═════ DATA EXTRACT ═════

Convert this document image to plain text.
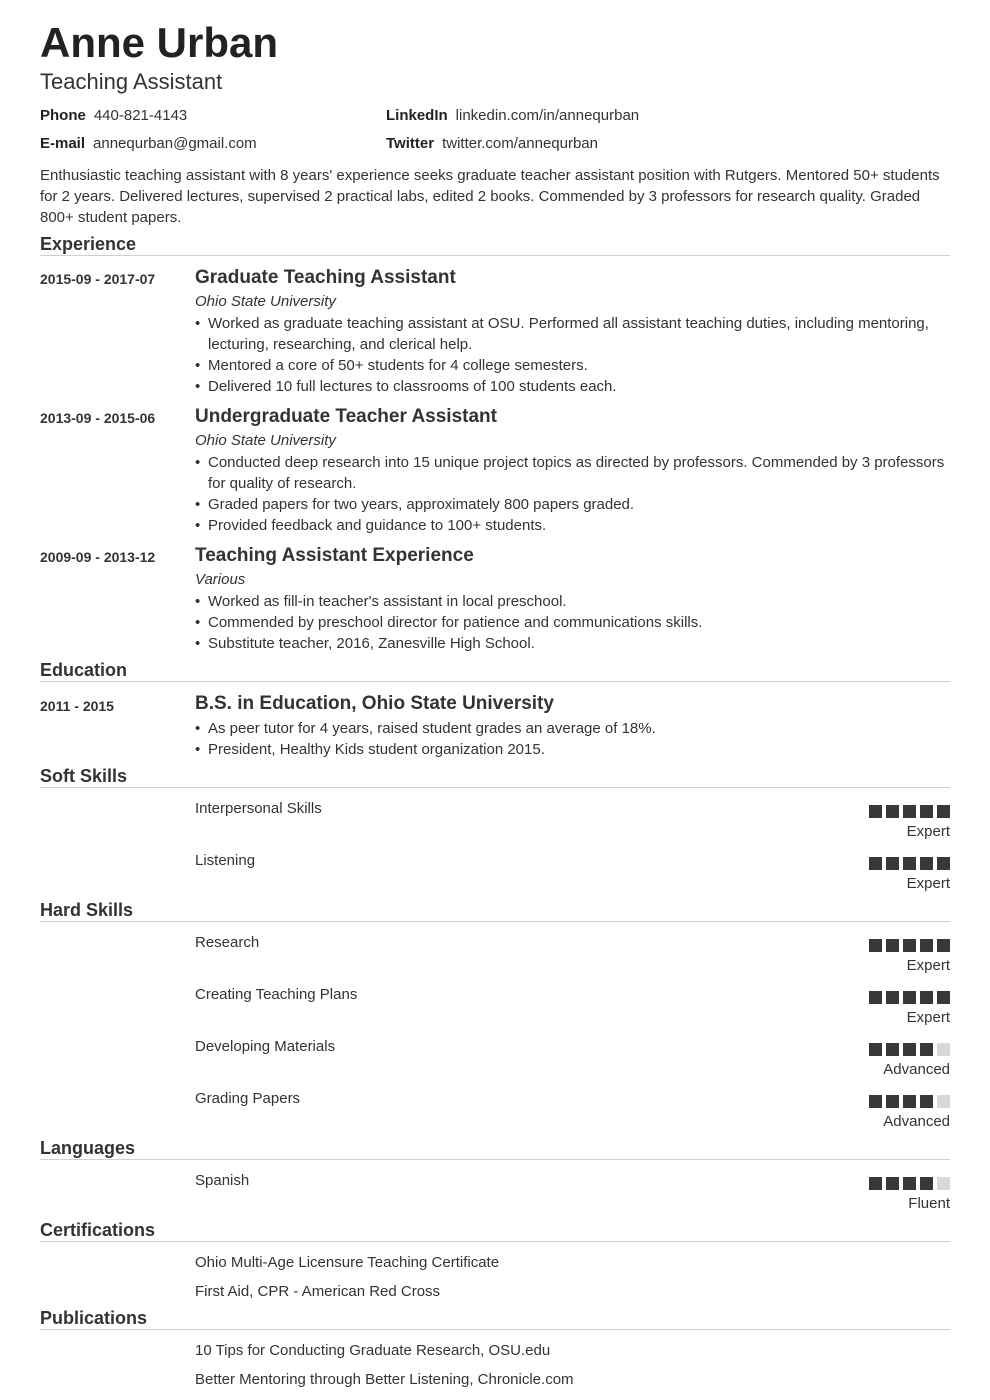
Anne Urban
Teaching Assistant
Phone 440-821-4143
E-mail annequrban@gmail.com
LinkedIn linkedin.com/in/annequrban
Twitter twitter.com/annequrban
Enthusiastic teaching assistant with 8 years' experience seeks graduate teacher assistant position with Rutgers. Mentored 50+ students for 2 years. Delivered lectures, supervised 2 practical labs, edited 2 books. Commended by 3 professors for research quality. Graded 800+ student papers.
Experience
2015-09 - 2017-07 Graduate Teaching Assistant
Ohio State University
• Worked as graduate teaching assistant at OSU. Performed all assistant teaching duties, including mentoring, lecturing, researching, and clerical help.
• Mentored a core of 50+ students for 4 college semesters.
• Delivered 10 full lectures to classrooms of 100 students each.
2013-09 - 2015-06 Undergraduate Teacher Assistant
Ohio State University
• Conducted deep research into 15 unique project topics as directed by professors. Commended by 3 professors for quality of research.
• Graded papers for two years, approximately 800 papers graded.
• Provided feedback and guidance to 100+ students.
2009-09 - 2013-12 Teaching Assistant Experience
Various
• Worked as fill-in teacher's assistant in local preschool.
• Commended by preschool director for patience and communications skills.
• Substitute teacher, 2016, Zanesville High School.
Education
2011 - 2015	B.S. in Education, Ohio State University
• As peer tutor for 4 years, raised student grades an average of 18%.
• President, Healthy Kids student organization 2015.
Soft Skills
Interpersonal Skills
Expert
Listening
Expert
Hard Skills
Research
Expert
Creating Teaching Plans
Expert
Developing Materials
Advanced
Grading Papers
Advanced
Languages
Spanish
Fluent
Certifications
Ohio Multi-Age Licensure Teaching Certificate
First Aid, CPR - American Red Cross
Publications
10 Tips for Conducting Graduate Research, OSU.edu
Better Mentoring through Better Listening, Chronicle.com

═════
═════ DATA EXTRACT ═════

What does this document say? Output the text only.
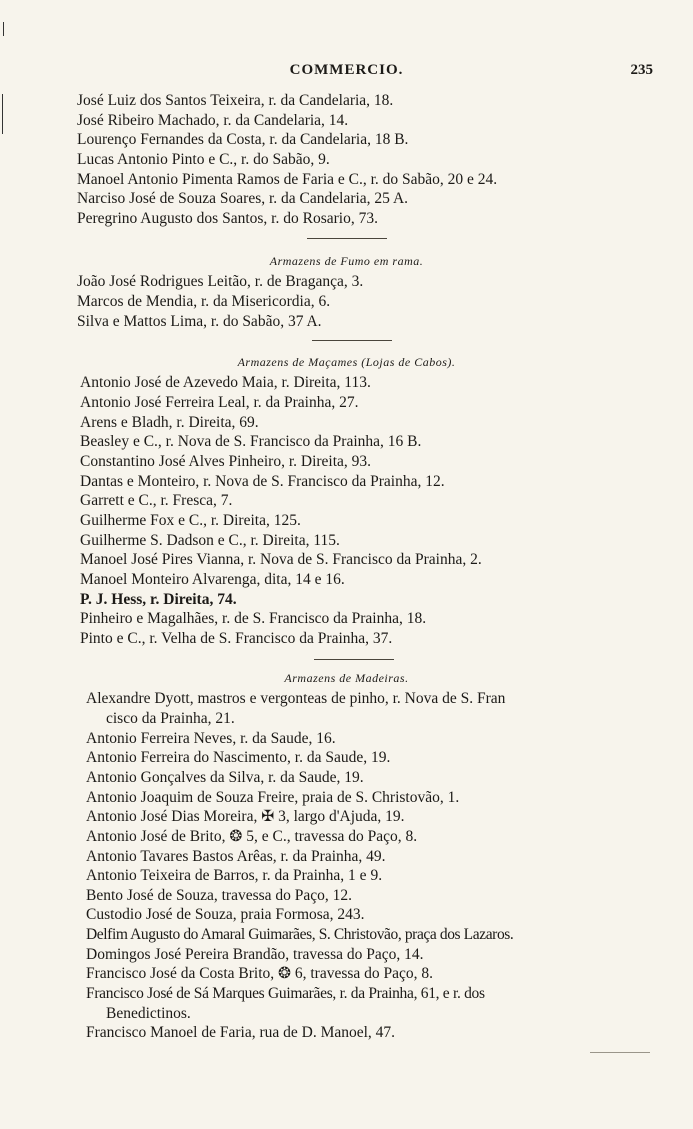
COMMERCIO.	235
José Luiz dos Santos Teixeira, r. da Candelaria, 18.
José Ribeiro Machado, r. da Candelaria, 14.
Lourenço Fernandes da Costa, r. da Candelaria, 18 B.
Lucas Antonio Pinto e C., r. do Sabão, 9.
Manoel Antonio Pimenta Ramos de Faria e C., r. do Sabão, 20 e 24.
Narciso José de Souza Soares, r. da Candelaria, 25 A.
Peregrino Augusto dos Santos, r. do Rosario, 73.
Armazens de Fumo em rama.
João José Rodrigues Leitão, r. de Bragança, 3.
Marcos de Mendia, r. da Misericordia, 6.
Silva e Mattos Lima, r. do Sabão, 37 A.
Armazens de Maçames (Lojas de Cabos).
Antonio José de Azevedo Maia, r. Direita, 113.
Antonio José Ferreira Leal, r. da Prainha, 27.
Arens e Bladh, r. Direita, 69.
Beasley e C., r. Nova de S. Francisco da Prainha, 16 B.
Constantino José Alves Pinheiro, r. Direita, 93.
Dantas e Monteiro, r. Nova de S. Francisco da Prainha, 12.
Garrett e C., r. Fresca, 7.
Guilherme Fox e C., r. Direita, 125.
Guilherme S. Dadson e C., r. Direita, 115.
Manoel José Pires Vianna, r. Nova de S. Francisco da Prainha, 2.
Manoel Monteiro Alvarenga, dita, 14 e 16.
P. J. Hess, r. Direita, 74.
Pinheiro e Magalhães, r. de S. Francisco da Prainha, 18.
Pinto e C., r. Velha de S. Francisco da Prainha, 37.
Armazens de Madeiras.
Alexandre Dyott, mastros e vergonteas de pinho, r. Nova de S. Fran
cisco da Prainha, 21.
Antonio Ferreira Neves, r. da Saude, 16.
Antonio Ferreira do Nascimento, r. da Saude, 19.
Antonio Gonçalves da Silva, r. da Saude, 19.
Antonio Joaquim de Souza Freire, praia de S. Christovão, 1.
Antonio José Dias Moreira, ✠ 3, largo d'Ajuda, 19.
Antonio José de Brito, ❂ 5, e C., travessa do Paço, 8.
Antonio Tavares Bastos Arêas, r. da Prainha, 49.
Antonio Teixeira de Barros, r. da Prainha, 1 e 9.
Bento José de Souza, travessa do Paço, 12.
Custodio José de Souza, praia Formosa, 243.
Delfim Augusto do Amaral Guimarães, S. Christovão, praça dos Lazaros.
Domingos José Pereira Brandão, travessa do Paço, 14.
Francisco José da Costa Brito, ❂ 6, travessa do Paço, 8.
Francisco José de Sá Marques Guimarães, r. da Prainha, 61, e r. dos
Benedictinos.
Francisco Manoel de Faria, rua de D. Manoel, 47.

═════

TASK>
Read through the data and copy every line where "Guilherme" shows up.

EXERCISE SOLUTION>
Guilherme Fox e C., r. Direita, 125.
Guilherme S. Dadson e C., r. Direita, 115.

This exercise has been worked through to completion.